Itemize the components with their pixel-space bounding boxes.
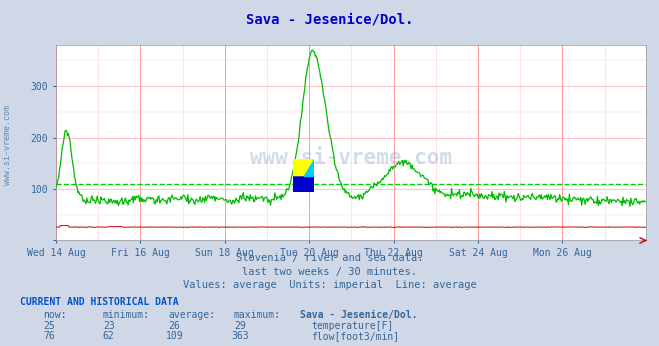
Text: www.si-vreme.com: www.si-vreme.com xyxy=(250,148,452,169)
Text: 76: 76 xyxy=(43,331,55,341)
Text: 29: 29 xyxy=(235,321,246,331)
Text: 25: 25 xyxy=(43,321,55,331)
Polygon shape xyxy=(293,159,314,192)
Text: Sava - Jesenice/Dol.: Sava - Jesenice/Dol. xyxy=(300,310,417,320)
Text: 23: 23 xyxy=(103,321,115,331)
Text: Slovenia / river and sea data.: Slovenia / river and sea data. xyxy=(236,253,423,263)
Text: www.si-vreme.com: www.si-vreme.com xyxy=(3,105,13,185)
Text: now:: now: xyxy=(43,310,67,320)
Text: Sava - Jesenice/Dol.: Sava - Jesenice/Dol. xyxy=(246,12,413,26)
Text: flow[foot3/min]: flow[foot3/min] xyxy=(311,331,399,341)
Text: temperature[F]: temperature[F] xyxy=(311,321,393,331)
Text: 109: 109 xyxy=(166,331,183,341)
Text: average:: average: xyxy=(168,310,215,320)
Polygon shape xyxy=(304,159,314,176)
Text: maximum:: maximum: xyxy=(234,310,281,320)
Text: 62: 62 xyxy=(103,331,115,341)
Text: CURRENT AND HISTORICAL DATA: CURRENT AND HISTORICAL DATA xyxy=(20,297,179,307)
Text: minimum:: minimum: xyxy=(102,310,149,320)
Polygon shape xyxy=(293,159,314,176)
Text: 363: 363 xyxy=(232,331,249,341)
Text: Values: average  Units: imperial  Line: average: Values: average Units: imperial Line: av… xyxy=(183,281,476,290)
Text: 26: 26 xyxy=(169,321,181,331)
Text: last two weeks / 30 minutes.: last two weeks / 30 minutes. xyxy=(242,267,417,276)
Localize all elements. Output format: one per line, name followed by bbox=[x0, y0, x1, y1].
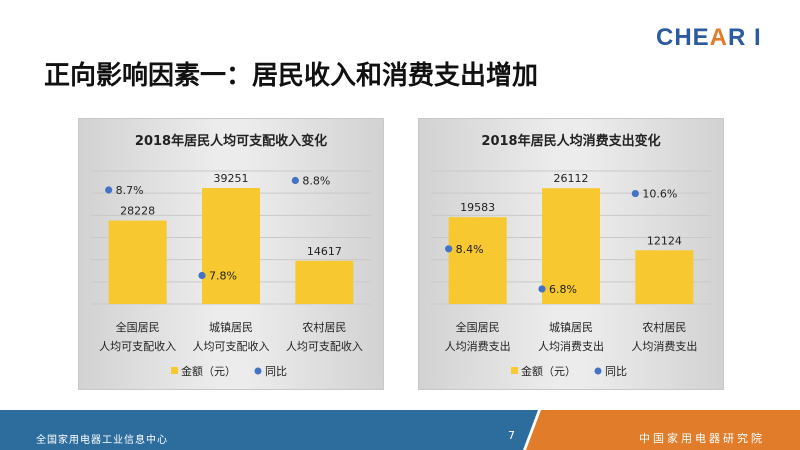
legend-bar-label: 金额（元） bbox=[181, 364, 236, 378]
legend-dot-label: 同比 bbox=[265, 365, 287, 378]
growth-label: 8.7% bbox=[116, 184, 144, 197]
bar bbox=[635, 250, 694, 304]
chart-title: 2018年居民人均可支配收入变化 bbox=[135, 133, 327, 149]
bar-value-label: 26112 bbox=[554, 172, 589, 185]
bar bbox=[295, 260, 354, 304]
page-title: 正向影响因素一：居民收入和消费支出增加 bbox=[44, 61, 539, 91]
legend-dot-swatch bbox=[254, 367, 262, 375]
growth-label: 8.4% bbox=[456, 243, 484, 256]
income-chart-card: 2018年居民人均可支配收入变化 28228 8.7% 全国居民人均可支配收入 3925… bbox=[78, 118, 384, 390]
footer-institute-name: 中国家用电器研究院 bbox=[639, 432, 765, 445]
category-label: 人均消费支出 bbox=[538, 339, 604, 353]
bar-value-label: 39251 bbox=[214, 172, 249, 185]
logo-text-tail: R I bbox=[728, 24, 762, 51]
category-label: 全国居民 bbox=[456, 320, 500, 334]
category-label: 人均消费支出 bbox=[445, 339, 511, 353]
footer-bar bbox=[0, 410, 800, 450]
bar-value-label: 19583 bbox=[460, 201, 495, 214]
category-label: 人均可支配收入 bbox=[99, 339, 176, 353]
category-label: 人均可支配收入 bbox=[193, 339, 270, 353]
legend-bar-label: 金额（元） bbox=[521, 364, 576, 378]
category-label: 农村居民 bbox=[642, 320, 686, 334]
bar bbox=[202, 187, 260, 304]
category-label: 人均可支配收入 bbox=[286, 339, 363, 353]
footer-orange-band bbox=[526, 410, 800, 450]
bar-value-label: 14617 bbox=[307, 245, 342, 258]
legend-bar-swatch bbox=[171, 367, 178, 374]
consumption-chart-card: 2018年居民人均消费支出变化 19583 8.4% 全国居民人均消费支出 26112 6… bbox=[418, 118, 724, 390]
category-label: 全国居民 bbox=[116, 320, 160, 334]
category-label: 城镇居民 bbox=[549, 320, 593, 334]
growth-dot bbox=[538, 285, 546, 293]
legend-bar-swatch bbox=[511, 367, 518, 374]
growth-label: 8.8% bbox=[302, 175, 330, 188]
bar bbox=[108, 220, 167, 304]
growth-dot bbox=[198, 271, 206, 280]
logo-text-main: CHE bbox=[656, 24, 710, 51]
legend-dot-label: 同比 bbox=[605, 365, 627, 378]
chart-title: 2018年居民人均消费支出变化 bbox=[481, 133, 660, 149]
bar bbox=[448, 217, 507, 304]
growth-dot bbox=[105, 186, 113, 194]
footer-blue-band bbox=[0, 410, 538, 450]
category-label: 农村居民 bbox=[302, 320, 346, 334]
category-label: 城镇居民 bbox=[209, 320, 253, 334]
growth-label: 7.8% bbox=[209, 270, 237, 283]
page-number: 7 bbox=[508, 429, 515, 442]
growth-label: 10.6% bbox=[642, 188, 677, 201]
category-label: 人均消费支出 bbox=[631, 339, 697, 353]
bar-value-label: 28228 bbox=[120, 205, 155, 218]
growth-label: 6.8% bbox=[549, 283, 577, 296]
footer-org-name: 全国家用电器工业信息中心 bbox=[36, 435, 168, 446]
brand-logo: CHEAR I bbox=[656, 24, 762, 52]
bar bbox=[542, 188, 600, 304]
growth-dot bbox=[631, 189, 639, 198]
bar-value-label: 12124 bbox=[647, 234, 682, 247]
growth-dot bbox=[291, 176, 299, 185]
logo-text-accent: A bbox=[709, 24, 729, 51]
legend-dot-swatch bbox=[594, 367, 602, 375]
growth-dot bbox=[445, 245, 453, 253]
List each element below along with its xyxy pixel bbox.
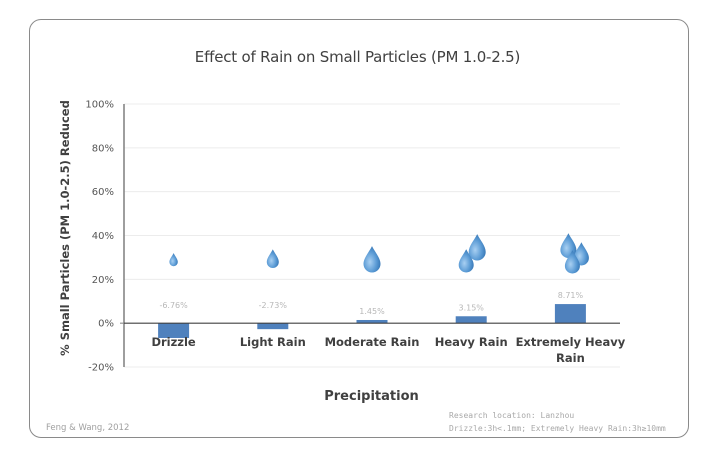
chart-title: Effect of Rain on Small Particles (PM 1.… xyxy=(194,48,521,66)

## Given problem
Could you reproduce the listing with each "growth-label" swapped for "growth-tag", leaving everything else as it is and omitting the pictures?

## Exercise response
Itemize the components with their pixel-space bounding boxes.
Text: www.si-vreme.com: www.si-vreme.com xyxy=(250,148,452,169)
Text: 76: 76 xyxy=(43,331,55,341)
Text: 29: 29 xyxy=(235,321,246,331)
Text: 25: 25 xyxy=(43,321,55,331)
Polygon shape xyxy=(293,159,314,192)
Text: Sava - Jesenice/Dol.: Sava - Jesenice/Dol. xyxy=(300,310,417,320)
Text: 23: 23 xyxy=(103,321,115,331)
Text: Slovenia / river and sea data.: Slovenia / river and sea data. xyxy=(236,253,423,263)
Text: www.si-vreme.com: www.si-vreme.com xyxy=(3,105,13,185)
Text: now:: now: xyxy=(43,310,67,320)
Text: Sava - Jesenice/Dol.: Sava - Jesenice/Dol. xyxy=(246,12,413,26)
Text: flow[foot3/min]: flow[foot3/min] xyxy=(311,331,399,341)
Text: temperature[F]: temperature[F] xyxy=(311,321,393,331)
Text: 109: 109 xyxy=(166,331,183,341)
Text: average:: average: xyxy=(168,310,215,320)
Polygon shape xyxy=(304,159,314,176)
Text: maximum:: maximum: xyxy=(234,310,281,320)
Text: 62: 62 xyxy=(103,331,115,341)
Text: CURRENT AND HISTORICAL DATA: CURRENT AND HISTORICAL DATA xyxy=(20,297,179,307)
Text: minimum:: minimum: xyxy=(102,310,149,320)
Polygon shape xyxy=(293,159,314,176)
Text: 363: 363 xyxy=(232,331,249,341)
Text: Values: average  Units: imperial  Line: average: Values: average Units: imperial Line: av… xyxy=(183,281,476,290)
Text: 26: 26 xyxy=(169,321,181,331)
Text: last two weeks / 30 minutes.: last two weeks / 30 minutes. xyxy=(242,267,417,276)
Localize all elements. Output format: one per line, name followed by bbox=[x0, y0, x1, y1].
legend-bar-label: 金额（元） bbox=[181, 364, 236, 378]
legend-dot-label: 同比 bbox=[265, 365, 287, 378]
growth-tag: 8.7% bbox=[116, 184, 144, 197]
bar bbox=[635, 250, 694, 304]
chart-title: 2018年居民人均可支配收入变化 bbox=[135, 133, 327, 149]
bar-value-label: 26112 bbox=[554, 172, 589, 185]
bar bbox=[295, 260, 354, 304]
page-title: 正向影响因素一：居民收入和消费支出增加 bbox=[44, 61, 539, 91]
legend-dot-swatch bbox=[254, 367, 262, 375]
growth-tag: 8.4% bbox=[456, 243, 484, 256]
income-chart-card: 2018年居民人均可支配收入变化 28228 8.7% 全国居民人均可支配收入 3925… bbox=[78, 118, 384, 390]
footer-institute-name: 中国家用电器研究院 bbox=[639, 432, 765, 445]
category-label: 人均消费支出 bbox=[538, 339, 604, 353]
bar-value-label: 39251 bbox=[214, 172, 249, 185]
logo-text-tail: R I bbox=[728, 24, 762, 51]
category-label: 全国居民 bbox=[456, 320, 500, 334]
category-label: 人均消费支出 bbox=[445, 339, 511, 353]
footer-bar bbox=[0, 410, 800, 450]
bar-value-label: 19583 bbox=[460, 201, 495, 214]
category-label: 人均可支配收入 bbox=[99, 339, 176, 353]
category-label: 人均可支配收入 bbox=[193, 339, 270, 353]
legend-bar-label: 金额（元） bbox=[521, 364, 576, 378]
category-label: 农村居民 bbox=[642, 320, 686, 334]
bar bbox=[202, 187, 260, 304]
category-label: 人均可支配收入 bbox=[286, 339, 363, 353]
footer-orange-band bbox=[526, 410, 800, 450]
bar-value-label: 14617 bbox=[307, 245, 342, 258]
legend-bar-swatch bbox=[171, 367, 178, 374]
consumption-chart-card: 2018年居民人均消费支出变化 19583 8.4% 全国居民人均消费支出 26112 6… bbox=[418, 118, 724, 390]
category-label: 全国居民 bbox=[116, 320, 160, 334]
category-label: 城镇居民 bbox=[549, 320, 593, 334]
growth-dot bbox=[538, 285, 546, 293]
legend-bar-swatch bbox=[511, 367, 518, 374]
growth-tag: 8.8% bbox=[302, 175, 330, 188]
bar bbox=[108, 220, 167, 304]
growth-dot bbox=[198, 271, 206, 280]
logo-text-main: CHE bbox=[656, 24, 710, 51]
legend-dot-label: 同比 bbox=[605, 365, 627, 378]
chart-title: 2018年居民人均消费支出变化 bbox=[481, 133, 660, 149]
bar bbox=[448, 217, 507, 304]
growth-dot bbox=[105, 186, 113, 194]
footer-blue-band bbox=[0, 410, 538, 450]
category-label: 农村居民 bbox=[302, 320, 346, 334]
category-label: 城镇居民 bbox=[209, 320, 253, 334]
growth-tag: 7.8% bbox=[209, 270, 237, 283]
page-number: 7 bbox=[508, 429, 515, 442]
growth-tag: 10.6% bbox=[642, 188, 677, 201]
category-label: 人均消费支出 bbox=[631, 339, 697, 353]
bar-value-label: 28228 bbox=[120, 205, 155, 218]
growth-tag: 6.8% bbox=[549, 283, 577, 296]
footer-org-name: 全国家用电器工业信息中心 bbox=[36, 435, 168, 446]
brand-logo: CHEAR I bbox=[656, 24, 762, 52]
bar bbox=[542, 188, 600, 304]
growth-dot bbox=[631, 189, 639, 198]
bar-value-label: 12124 bbox=[647, 234, 682, 247]
growth-dot bbox=[291, 176, 299, 185]
logo-text-accent: A bbox=[709, 24, 729, 51]
legend-dot-swatch bbox=[594, 367, 602, 375]
growth-dot bbox=[445, 245, 453, 253]
List each element below along with its xyxy pixel bbox.
chart-title: Effect of Rain on Small Particles (PM 1.… xyxy=(194,48,521,66)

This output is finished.